- [Written instruction]
Look at the entries below and reproduce them exactly.

_ _ _

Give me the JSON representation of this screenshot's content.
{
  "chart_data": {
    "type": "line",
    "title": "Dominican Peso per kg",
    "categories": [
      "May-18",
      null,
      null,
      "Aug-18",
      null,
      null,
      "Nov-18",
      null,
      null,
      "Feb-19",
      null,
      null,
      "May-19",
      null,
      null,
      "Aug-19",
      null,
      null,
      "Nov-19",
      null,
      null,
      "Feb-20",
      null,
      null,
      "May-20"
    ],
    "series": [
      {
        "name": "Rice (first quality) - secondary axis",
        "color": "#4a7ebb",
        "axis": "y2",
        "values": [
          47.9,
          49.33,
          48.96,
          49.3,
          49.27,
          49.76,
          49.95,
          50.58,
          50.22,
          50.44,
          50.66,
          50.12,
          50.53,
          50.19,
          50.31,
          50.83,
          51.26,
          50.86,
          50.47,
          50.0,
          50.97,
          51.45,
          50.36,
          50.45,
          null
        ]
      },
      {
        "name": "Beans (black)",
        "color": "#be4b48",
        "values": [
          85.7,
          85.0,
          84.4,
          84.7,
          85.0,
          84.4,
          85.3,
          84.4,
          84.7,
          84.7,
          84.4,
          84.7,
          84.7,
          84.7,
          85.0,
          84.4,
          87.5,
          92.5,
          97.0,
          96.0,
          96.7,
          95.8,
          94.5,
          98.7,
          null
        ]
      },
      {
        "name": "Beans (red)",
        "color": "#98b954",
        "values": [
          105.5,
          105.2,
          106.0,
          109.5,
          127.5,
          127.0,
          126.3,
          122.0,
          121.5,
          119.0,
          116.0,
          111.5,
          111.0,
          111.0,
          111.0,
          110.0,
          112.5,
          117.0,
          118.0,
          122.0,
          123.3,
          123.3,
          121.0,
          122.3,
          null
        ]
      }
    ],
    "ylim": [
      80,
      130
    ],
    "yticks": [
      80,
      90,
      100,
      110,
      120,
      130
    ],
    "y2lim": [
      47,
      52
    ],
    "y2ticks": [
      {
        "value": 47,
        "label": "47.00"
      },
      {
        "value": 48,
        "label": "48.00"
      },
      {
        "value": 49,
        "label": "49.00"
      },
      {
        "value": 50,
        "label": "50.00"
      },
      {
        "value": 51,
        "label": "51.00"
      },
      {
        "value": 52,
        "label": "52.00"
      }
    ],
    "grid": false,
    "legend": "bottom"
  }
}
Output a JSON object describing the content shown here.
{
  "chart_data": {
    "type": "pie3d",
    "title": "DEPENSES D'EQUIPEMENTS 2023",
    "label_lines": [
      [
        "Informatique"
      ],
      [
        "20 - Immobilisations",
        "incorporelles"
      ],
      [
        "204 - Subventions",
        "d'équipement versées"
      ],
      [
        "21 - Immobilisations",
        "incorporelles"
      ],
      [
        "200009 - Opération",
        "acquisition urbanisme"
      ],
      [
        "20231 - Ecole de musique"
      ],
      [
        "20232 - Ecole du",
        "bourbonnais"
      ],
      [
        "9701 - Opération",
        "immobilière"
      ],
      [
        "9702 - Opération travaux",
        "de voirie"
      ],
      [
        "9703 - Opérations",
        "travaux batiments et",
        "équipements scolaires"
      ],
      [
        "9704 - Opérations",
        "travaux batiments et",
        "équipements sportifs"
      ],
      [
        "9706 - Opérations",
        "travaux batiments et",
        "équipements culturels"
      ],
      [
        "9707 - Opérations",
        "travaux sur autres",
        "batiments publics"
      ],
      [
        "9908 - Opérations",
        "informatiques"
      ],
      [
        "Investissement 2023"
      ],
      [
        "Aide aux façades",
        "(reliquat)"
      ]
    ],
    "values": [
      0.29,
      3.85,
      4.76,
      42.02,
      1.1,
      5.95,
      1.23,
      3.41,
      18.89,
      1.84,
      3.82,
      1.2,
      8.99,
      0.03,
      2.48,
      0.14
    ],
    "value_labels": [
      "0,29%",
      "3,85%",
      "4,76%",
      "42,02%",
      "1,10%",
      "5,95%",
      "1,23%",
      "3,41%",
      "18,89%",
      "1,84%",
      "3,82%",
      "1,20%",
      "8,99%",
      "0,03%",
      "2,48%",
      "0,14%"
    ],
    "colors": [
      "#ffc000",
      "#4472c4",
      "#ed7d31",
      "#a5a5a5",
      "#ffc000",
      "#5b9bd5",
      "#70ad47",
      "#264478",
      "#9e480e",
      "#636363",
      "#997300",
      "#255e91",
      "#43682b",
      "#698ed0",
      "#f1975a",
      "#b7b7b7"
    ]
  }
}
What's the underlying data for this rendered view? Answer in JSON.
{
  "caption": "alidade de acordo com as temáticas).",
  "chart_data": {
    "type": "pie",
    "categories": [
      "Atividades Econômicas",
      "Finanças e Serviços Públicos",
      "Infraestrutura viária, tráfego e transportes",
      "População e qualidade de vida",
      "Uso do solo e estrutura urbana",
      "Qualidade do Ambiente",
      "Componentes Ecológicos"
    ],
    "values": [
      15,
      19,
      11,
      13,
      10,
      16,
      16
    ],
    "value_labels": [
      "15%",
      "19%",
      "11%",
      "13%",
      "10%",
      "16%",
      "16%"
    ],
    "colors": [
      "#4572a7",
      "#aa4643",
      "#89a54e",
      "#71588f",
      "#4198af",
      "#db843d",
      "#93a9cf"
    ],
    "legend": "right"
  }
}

_ _ _

- [The result]
Give me the JSON representation of this screenshot's content.
{
  "chart_data": {
    "type": "line",
    "title": "Dominican Peso per kg",
    "categories": [
      "May-18",
      null,
      null,
      "Aug-18",
      null,
      null,
      "Nov-18",
      null,
      null,
      "Feb-19",
      null,
      null,
      "May-19",
      null,
      null,
      "Aug-19",
      null,
      null,
      "Nov-19",
      null,
      null,
      "Feb-20",
      null,
      null,
      "May-20"
    ],
    "series": [
      {
        "name": "Rice (first quality) - secondary axis",
        "color": "#4a7ebb",
        "axis": "y2",
        "values": [
          47.9,
          49.33,
          48.96,
          49.3,
          49.27,
          49.76,
          49.95,
          50.58,
          50.22,
          50.44,
          50.66,
          50.12,
          50.53,
          50.19,
          50.31,
          50.83,
          51.26,
          50.86,
          50.47,
          50.0,
          50.97,
          51.45,
          50.36,
          50.45,
          null
        ]
      },
      {
        "name": "Beans (black)",
        "color": "#be4b48",
        "values": [
          85.7,
          85.0,
          84.4,
          84.7,
          85.0,
          84.4,
          85.3,
          84.4,
          84.7,
          84.7,
          84.4,
          84.7,
          84.7,
          84.7,
          85.0,
          84.4,
          87.5,
          92.5,
          97.0,
          96.0,
          96.7,
          95.8,
          94.5,
          98.7,
          null
        ]
      },
      {
        "name": "Beans (red)",
        "color": "#98b954",
        "values": [
          105.5,
          105.2,
          106.0,
          109.5,
          127.5,
          127.0,
          126.3,
          122.0,
          121.5,
          119.0,
          116.0,
          111.5,
          111.0,
          111.0,
          111.0,
          110.0,
          112.5,
          117.0,
          118.0,
          122.0,
          123.3,
          123.3,
          121.0,
          122.3,
          null
        ]
      }
    ],
    "ylim": [
      80,
      130
    ],
    "yticks": [
      80,
      90,
      100,
      110,
      120,
      130
    ],
    "y2lim": [
      47,
      52
    ],
    "y2ticks": [
      {
        "value": 47,
        "label": "47.00"
      },
      {
        "value": 48,
        "label": "48.00"
      },
      {
        "value": 49,
        "label": "49.00"
      },
      {
        "value": 50,
        "label": "50.00"
      },
      {
        "value": 51,
        "label": "51.00"
      },
      {
        "value": 52,
        "label": "52.00"
      }
    ],
    "grid": false,
    "legend": "bottom"
  }
}
Output a JSON object describing the content shown here.
{
  "chart_data": {
    "type": "pie3d",
    "title": "DEPENSES D'EQUIPEMENTS 2023",
    "label_lines": [
      [
        "Informatique"
      ],
      [
        "20 - Immobilisations",
        "incorporelles"
      ],
      [
        "204 - Subventions",
        "d'équipement versées"
      ],
      [
        "21 - Immobilisations",
        "incorporelles"
      ],
      [
        "200009 - Opération",
        "acquisition urbanisme"
      ],
      [
        "20231 - Ecole de musique"
      ],
      [
        "20232 - Ecole du",
        "bourbonnais"
      ],
      [
        "9701 - Opération",
        "immobilière"
      ],
      [
        "9702 - Opération travaux",
        "de voirie"
      ],
      [
        "9703 - Opérations",
        "travaux batiments et",
        "équipements scolaires"
      ],
      [
        "9704 - Opérations",
        "travaux batiments et",
        "équipements sportifs"
      ],
      [
        "9706 - Opérations",
        "travaux batiments et",
        "équipements culturels"
      ],
      [
        "9707 - Opérations",
        "travaux sur autres",
        "batiments publics"
      ],
      [
        "9908 - Opérations",
        "informatiques"
      ],
      [
        "Investissement 2023"
      ],
      [
        "Aide aux façades",
        "(reliquat)"
      ]
    ],
    "values": [
      0.29,
      3.85,
      4.76,
      42.02,
      1.1,
      5.95,
      1.23,
      3.41,
      18.89,
      1.84,
      3.82,
      1.2,
      8.99,
      0.03,
      2.48,
      0.14
    ],
    "value_labels": [
      "0,29%",
      "3,85%",
      "4,76%",
      "42,02%",
      "1,10%",
      "5,95%",
      "1,23%",
      "3,41%",
      "18,89%",
      "1,84%",
      "3,82%",
      "1,20%",
      "8,99%",
      "0,03%",
      "2,48%",
      "0,14%"
    ],
    "colors": [
      "#ffc000",
      "#4472c4",
      "#ed7d31",
      "#a5a5a5",
      "#ffc000",
      "#5b9bd5",
      "#70ad47",
      "#264478",
      "#9e480e",
      "#636363",
      "#997300",
      "#255e91",
      "#43682b",
      "#698ed0",
      "#f1975a",
      "#b7b7b7"
    ]
  }
}
What's the underlying data for this rendered view? Answer in JSON.
{
  "caption": "alidade de acordo com as temáticas).",
  "chart_data": {
    "type": "pie",
    "categories": [
      "Atividades Econômicas",
      "Finanças e Serviços Públicos",
      "Infraestrutura viária, tráfego e transportes",
      "População e qualidade de vida",
      "Uso do solo e estrutura urbana",
      "Qualidade do Ambiente",
      "Componentes Ecológicos"
    ],
    "values": [
      15,
      19,
      11,
      13,
      10,
      16,
      16
    ],
    "value_labels": [
      "15%",
      "19%",
      "11%",
      "13%",
      "10%",
      "16%",
      "16%"
    ],
    "colors": [
      "#4572a7",
      "#aa4643",
      "#89a54e",
      "#71588f",
      "#4198af",
      "#db843d",
      "#93a9cf"
    ],
    "legend": "right"
  }
}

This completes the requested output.